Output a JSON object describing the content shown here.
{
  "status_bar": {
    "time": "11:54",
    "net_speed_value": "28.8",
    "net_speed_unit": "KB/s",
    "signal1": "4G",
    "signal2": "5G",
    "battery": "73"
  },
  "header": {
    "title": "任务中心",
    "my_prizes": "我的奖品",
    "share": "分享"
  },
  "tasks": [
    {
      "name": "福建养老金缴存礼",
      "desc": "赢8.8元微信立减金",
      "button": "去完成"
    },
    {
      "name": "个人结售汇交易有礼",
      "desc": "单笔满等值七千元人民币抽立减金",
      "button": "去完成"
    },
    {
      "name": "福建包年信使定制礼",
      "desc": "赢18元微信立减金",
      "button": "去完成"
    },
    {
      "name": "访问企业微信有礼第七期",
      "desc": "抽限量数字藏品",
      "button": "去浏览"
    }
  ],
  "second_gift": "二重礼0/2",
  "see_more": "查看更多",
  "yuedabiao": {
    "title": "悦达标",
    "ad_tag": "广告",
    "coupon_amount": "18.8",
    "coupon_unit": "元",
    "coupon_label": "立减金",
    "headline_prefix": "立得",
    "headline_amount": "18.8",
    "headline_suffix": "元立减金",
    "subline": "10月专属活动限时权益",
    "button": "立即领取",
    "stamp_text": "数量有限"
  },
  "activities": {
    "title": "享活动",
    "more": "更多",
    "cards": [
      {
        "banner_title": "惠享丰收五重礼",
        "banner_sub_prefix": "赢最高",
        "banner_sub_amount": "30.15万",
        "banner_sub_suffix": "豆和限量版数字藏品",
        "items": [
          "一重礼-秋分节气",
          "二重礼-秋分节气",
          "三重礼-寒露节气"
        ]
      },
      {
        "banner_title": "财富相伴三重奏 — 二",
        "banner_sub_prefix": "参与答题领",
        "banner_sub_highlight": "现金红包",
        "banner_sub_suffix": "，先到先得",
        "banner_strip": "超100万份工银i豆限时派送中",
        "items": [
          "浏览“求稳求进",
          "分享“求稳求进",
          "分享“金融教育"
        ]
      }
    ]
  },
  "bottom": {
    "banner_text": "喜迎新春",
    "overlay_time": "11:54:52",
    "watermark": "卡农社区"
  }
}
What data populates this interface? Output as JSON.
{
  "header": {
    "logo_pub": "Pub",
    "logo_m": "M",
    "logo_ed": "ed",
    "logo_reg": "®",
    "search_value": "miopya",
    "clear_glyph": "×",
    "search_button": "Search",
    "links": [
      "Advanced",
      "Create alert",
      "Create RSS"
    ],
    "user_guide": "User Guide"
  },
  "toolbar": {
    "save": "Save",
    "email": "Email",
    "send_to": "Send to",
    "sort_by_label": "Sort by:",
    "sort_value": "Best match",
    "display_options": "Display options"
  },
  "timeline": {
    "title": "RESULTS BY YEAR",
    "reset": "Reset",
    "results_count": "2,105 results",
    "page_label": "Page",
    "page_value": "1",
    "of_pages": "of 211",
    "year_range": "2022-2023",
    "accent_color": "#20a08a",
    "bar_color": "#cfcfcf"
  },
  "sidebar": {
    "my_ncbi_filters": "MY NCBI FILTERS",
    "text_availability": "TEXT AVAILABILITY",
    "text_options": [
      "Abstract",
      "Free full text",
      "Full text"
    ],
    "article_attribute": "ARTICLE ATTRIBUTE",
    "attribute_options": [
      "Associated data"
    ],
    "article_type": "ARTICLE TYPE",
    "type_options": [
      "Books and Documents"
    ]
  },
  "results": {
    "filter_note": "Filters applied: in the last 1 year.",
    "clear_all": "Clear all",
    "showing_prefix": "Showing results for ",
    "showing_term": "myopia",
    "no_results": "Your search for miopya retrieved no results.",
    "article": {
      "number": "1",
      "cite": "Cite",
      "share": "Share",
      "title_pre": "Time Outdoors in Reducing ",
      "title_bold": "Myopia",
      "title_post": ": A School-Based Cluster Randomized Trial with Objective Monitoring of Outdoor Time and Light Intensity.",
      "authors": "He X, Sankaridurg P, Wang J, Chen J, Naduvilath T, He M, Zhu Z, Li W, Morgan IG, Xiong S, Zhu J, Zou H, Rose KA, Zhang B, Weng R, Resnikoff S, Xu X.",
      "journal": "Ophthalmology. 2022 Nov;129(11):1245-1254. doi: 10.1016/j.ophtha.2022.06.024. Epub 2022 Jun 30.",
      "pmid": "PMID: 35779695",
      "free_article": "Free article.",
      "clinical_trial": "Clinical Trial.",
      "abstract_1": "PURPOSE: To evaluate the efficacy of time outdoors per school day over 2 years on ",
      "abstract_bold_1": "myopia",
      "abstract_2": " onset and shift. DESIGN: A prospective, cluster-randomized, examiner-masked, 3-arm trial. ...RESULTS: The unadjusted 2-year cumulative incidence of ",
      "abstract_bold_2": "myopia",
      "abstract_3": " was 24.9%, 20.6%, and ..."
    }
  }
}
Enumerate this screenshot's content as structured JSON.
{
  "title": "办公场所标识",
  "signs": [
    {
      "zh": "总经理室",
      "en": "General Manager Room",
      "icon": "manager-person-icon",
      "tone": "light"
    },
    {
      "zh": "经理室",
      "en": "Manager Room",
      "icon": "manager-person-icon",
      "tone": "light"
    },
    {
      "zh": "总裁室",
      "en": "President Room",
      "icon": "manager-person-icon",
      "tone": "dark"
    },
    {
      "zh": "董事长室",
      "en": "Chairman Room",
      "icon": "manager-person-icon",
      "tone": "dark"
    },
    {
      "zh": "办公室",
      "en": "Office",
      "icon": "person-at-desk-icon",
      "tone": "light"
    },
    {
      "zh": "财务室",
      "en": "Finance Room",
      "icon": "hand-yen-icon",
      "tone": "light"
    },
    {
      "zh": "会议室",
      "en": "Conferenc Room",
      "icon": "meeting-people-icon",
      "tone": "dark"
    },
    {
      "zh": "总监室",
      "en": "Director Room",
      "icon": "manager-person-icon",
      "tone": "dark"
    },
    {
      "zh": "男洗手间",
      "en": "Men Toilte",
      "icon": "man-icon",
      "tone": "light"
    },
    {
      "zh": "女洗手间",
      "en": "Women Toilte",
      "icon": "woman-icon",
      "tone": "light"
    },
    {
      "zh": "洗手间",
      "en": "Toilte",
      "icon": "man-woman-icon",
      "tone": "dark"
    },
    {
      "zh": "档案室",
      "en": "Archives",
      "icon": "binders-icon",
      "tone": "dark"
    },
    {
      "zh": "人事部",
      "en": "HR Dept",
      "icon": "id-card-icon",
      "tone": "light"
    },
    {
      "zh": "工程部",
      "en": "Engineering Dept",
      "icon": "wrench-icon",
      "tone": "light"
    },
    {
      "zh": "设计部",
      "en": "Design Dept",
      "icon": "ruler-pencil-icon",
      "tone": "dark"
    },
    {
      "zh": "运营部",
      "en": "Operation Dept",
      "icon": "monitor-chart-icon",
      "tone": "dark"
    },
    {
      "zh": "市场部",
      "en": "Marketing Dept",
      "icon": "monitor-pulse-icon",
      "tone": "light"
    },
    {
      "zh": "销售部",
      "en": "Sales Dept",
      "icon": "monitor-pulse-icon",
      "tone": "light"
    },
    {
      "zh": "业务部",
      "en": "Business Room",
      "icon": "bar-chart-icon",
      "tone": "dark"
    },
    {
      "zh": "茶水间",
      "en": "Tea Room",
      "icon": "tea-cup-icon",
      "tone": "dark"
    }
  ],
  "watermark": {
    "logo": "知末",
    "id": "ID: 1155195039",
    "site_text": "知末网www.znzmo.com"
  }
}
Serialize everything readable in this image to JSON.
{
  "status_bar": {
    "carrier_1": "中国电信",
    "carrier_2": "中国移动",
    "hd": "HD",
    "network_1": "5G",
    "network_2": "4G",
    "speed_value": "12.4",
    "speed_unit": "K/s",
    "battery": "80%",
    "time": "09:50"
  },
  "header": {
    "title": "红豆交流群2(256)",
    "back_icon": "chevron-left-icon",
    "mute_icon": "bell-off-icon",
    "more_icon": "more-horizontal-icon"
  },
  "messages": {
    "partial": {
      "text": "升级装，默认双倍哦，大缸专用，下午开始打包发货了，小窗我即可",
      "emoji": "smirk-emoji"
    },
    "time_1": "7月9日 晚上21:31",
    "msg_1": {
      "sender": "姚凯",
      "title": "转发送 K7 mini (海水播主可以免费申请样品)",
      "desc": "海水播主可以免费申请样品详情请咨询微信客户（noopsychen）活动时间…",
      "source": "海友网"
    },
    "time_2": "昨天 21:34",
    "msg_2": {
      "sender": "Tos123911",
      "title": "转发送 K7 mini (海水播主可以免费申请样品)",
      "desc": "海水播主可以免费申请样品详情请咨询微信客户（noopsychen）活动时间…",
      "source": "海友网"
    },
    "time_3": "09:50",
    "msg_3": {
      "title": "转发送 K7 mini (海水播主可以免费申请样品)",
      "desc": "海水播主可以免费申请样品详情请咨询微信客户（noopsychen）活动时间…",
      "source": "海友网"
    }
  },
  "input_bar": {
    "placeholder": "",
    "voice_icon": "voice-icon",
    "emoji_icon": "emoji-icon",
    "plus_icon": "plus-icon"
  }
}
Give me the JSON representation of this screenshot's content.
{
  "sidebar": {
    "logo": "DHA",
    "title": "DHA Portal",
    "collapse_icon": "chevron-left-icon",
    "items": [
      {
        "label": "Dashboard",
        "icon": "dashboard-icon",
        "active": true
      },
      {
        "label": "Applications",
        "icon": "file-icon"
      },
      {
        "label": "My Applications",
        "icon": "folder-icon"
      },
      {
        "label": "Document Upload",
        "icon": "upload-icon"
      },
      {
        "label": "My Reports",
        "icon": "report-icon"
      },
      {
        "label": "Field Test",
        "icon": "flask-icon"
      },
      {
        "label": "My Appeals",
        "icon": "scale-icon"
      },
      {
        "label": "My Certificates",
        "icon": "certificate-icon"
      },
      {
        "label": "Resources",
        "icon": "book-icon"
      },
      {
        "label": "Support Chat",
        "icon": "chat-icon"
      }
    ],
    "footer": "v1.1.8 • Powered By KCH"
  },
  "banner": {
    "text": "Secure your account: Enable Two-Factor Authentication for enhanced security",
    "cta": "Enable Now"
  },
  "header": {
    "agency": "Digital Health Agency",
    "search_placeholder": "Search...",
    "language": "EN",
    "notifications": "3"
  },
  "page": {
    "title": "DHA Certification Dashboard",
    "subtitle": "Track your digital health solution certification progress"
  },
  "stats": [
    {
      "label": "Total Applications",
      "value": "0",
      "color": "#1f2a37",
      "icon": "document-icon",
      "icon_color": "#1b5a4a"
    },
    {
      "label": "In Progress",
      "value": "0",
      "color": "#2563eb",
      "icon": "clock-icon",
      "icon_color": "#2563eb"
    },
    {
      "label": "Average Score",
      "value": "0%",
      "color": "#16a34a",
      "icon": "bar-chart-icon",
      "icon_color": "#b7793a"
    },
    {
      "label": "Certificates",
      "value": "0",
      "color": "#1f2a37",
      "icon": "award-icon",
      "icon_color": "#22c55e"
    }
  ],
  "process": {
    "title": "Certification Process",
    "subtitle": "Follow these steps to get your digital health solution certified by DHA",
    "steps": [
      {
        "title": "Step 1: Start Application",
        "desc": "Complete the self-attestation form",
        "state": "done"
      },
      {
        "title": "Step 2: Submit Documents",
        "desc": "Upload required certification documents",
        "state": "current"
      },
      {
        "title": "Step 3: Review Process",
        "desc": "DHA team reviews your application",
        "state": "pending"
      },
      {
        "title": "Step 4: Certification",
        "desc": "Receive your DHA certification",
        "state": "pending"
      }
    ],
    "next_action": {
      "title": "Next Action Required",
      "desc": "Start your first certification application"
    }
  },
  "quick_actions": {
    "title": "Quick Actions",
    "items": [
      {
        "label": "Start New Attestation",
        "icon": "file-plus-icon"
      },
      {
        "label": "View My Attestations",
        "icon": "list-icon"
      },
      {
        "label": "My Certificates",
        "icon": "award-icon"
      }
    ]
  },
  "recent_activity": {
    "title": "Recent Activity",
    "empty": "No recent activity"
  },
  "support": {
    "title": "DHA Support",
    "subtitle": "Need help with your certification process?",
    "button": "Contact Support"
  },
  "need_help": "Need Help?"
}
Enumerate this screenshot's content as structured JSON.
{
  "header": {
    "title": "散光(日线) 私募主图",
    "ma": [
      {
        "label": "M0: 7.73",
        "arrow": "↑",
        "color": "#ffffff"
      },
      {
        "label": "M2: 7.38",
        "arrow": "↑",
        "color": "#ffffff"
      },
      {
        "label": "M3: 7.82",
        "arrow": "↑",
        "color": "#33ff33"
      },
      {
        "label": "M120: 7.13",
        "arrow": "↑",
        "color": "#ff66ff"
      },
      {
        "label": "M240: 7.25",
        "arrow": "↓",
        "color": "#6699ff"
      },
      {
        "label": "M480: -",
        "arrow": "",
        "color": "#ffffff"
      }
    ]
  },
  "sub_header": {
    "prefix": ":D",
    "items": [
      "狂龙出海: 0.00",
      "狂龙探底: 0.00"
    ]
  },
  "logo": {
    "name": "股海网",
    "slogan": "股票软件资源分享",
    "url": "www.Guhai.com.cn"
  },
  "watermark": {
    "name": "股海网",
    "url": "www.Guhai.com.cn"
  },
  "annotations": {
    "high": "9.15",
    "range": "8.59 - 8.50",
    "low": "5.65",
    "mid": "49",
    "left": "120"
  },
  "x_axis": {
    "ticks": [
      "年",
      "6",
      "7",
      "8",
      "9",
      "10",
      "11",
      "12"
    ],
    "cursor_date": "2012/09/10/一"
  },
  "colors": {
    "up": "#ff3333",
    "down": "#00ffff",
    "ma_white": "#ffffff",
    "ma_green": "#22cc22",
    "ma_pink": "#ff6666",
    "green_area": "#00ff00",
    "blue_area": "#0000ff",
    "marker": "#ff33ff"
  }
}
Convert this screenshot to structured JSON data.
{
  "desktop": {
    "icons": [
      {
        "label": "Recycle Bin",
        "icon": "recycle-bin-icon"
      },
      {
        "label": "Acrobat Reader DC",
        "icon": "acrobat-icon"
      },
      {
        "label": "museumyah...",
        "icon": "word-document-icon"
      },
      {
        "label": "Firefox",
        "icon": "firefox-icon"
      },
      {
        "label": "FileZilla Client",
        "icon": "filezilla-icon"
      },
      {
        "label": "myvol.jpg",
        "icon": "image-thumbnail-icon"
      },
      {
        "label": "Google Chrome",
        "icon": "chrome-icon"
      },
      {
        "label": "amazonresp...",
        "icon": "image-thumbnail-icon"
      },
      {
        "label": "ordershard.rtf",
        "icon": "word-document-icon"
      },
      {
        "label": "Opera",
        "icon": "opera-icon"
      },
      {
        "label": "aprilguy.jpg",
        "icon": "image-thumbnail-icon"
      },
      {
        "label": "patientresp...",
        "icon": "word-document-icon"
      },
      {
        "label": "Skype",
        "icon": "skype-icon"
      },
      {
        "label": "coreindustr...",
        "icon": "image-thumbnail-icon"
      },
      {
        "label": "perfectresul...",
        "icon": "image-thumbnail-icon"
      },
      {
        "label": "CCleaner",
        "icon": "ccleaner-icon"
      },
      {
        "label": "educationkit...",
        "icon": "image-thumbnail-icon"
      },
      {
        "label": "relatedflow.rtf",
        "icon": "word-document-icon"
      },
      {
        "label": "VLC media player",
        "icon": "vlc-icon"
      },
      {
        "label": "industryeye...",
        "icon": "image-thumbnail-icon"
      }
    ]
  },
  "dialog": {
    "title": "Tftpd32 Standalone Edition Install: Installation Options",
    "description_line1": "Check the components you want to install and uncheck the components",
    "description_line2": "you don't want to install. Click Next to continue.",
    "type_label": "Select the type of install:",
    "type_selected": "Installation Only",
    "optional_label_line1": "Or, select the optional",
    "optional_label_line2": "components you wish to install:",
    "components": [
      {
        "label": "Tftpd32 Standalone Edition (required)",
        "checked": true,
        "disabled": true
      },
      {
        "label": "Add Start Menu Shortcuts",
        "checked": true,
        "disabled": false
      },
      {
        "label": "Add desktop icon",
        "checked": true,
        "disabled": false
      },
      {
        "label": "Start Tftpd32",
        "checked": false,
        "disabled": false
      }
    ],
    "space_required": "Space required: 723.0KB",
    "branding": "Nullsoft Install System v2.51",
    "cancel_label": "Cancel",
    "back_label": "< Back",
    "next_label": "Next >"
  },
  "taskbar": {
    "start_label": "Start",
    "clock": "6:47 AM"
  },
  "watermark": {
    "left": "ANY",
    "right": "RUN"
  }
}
—————
Exercise brief: Return solely the number of lines in the data that include the word "plus".

Answer below: 2